**Task description**
Provide the records once more, identical to the original.

=== Supplied information ===

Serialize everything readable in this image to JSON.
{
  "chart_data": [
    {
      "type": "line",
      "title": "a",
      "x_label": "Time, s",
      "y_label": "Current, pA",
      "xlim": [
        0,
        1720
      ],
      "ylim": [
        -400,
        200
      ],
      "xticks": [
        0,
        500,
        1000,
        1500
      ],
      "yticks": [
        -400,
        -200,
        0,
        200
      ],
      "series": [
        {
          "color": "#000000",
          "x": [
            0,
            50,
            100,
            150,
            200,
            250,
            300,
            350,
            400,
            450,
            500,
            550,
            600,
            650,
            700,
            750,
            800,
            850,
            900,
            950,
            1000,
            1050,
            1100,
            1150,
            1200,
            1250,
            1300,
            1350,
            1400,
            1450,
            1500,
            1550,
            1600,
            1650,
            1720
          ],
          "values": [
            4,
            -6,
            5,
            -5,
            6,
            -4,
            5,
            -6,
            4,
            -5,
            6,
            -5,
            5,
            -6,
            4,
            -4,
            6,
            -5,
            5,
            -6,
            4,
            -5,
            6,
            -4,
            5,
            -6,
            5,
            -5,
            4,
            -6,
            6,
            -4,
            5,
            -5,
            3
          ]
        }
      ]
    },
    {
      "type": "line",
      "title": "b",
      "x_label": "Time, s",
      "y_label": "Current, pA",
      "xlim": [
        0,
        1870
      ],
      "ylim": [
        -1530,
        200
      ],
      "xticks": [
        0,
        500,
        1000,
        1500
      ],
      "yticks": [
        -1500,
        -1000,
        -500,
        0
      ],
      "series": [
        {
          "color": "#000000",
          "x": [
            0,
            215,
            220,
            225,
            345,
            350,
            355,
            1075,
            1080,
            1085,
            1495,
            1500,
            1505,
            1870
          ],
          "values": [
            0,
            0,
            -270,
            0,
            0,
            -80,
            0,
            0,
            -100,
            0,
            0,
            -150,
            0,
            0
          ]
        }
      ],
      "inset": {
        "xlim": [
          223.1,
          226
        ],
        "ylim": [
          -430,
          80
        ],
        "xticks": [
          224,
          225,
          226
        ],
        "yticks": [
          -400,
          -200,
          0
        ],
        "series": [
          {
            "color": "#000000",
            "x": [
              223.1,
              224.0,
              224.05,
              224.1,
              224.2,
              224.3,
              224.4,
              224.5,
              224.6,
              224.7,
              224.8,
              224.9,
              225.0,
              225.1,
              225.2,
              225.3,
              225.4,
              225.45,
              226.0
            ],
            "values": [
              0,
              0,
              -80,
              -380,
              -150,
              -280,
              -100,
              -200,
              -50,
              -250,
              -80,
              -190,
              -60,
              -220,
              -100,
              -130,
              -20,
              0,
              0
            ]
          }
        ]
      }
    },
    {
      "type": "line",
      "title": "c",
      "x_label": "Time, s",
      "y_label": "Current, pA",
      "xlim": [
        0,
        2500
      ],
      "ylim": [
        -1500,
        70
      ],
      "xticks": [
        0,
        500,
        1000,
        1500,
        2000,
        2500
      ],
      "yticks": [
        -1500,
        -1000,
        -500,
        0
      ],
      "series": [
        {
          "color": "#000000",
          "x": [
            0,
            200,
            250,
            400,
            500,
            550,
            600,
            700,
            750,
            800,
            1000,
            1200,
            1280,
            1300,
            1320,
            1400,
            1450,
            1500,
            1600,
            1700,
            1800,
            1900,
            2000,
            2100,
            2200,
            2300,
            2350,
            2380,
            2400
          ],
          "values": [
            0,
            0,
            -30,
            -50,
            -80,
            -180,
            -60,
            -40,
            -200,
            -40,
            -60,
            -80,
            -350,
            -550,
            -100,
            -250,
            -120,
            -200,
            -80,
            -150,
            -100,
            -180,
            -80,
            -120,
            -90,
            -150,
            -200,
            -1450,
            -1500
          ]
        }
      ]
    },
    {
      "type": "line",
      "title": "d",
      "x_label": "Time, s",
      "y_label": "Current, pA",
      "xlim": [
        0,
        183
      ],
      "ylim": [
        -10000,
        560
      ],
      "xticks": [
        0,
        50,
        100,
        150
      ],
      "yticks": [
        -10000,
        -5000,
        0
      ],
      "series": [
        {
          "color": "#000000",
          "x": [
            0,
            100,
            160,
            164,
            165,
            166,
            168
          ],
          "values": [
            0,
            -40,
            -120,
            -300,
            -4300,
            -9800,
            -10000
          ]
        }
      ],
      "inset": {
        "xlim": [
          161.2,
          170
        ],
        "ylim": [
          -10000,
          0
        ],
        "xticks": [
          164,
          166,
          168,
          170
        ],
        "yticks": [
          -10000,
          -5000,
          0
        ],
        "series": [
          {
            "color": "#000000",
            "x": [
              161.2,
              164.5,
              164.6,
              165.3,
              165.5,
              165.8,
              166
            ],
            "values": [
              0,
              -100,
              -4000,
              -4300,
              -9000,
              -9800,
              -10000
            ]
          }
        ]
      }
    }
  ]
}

===

**Written answer**
Serialize everything readable in this image to JSON.
{
  "chart_data": [
    {
      "type": "line",
      "title": "a",
      "x_label": "Time, s",
      "y_label": "Current, pA",
      "xlim": [
        0,
        1720
      ],
      "ylim": [
        -400,
        200
      ],
      "xticks": [
        0,
        500,
        1000,
        1500
      ],
      "yticks": [
        -400,
        -200,
        0,
        200
      ],
      "series": [
        {
          "color": "#000000",
          "x": [
            0,
            50,
            100,
            150,
            200,
            250,
            300,
            350,
            400,
            450,
            500,
            550,
            600,
            650,
            700,
            750,
            800,
            850,
            900,
            950,
            1000,
            1050,
            1100,
            1150,
            1200,
            1250,
            1300,
            1350,
            1400,
            1450,
            1500,
            1550,
            1600,
            1650,
            1720
          ],
          "values": [
            4,
            -6,
            5,
            -5,
            6,
            -4,
            5,
            -6,
            4,
            -5,
            6,
            -5,
            5,
            -6,
            4,
            -4,
            6,
            -5,
            5,
            -6,
            4,
            -5,
            6,
            -4,
            5,
            -6,
            5,
            -5,
            4,
            -6,
            6,
            -4,
            5,
            -5,
            3
          ]
        }
      ]
    },
    {
      "type": "line",
      "title": "b",
      "x_label": "Time, s",
      "y_label": "Current, pA",
      "xlim": [
        0,
        1870
      ],
      "ylim": [
        -1530,
        200
      ],
      "xticks": [
        0,
        500,
        1000,
        1500
      ],
      "yticks": [
        -1500,
        -1000,
        -500,
        0
      ],
      "series": [
        {
          "color": "#000000",
          "x": [
            0,
            215,
            220,
            225,
            345,
            350,
            355,
            1075,
            1080,
            1085,
            1495,
            1500,
            1505,
            1870
          ],
          "values": [
            0,
            0,
            -270,
            0,
            0,
            -80,
            0,
            0,
            -100,
            0,
            0,
            -150,
            0,
            0
          ]
        }
      ],
      "inset": {
        "xlim": [
          223.1,
          226
        ],
        "ylim": [
          -430,
          80
        ],
        "xticks": [
          224,
          225,
          226
        ],
        "yticks": [
          -400,
          -200,
          0
        ],
        "series": [
          {
            "color": "#000000",
            "x": [
              223.1,
              224.0,
              224.05,
              224.1,
              224.2,
              224.3,
              224.4,
              224.5,
              224.6,
              224.7,
              224.8,
              224.9,
              225.0,
              225.1,
              225.2,
              225.3,
              225.4,
              225.45,
              226.0
            ],
            "values": [
              0,
              0,
              -80,
              -380,
              -150,
              -280,
              -100,
              -200,
              -50,
              -250,
              -80,
              -190,
              -60,
              -220,
              -100,
              -130,
              -20,
              0,
              0
            ]
          }
        ]
      }
    },
    {
      "type": "line",
      "title": "c",
      "x_label": "Time, s",
      "y_label": "Current, pA",
      "xlim": [
        0,
        2500
      ],
      "ylim": [
        -1500,
        70
      ],
      "xticks": [
        0,
        500,
        1000,
        1500,
        2000,
        2500
      ],
      "yticks": [
        -1500,
        -1000,
        -500,
        0
      ],
      "series": [
        {
          "color": "#000000",
          "x": [
            0,
            200,
            250,
            400,
            500,
            550,
            600,
            700,
            750,
            800,
            1000,
            1200,
            1280,
            1300,
            1320,
            1400,
            1450,
            1500,
            1600,
            1700,
            1800,
            1900,
            2000,
            2100,
            2200,
            2300,
            2350,
            2380,
            2400
          ],
          "values": [
            0,
            0,
            -30,
            -50,
            -80,
            -180,
            -60,
            -40,
            -200,
            -40,
            -60,
            -80,
            -350,
            -550,
            -100,
            -250,
            -120,
            -200,
            -80,
            -150,
            -100,
            -180,
            -80,
            -120,
            -90,
            -150,
            -200,
            -1450,
            -1500
          ]
        }
      ]
    },
    {
      "type": "line",
      "title": "d",
      "x_label": "Time, s",
      "y_label": "Current, pA",
      "xlim": [
        0,
        183
      ],
      "ylim": [
        -10000,
        560
      ],
      "xticks": [
        0,
        50,
        100,
        150
      ],
      "yticks": [
        -10000,
        -5000,
        0
      ],
      "series": [
        {
          "color": "#000000",
          "x": [
            0,
            100,
            160,
            164,
            165,
            166,
            168
          ],
          "values": [
            0,
            -40,
            -120,
            -300,
            -4300,
            -9800,
            -10000
          ]
        }
      ],
      "inset": {
        "xlim": [
          161.2,
          170
        ],
        "ylim": [
          -10000,
          0
        ],
        "xticks": [
          164,
          166,
          168,
          170
        ],
        "yticks": [
          -10000,
          -5000,
          0
        ],
        "series": [
          {
            "color": "#000000",
            "x": [
              161.2,
              164.5,
              164.6,
              165.3,
              165.5,
              165.8,
              166
            ],
            "values": [
              0,
              -100,
              -4000,
              -4300,
              -9000,
              -9800,
              -10000
            ]
          }
        ]
      }
    }
  ]
}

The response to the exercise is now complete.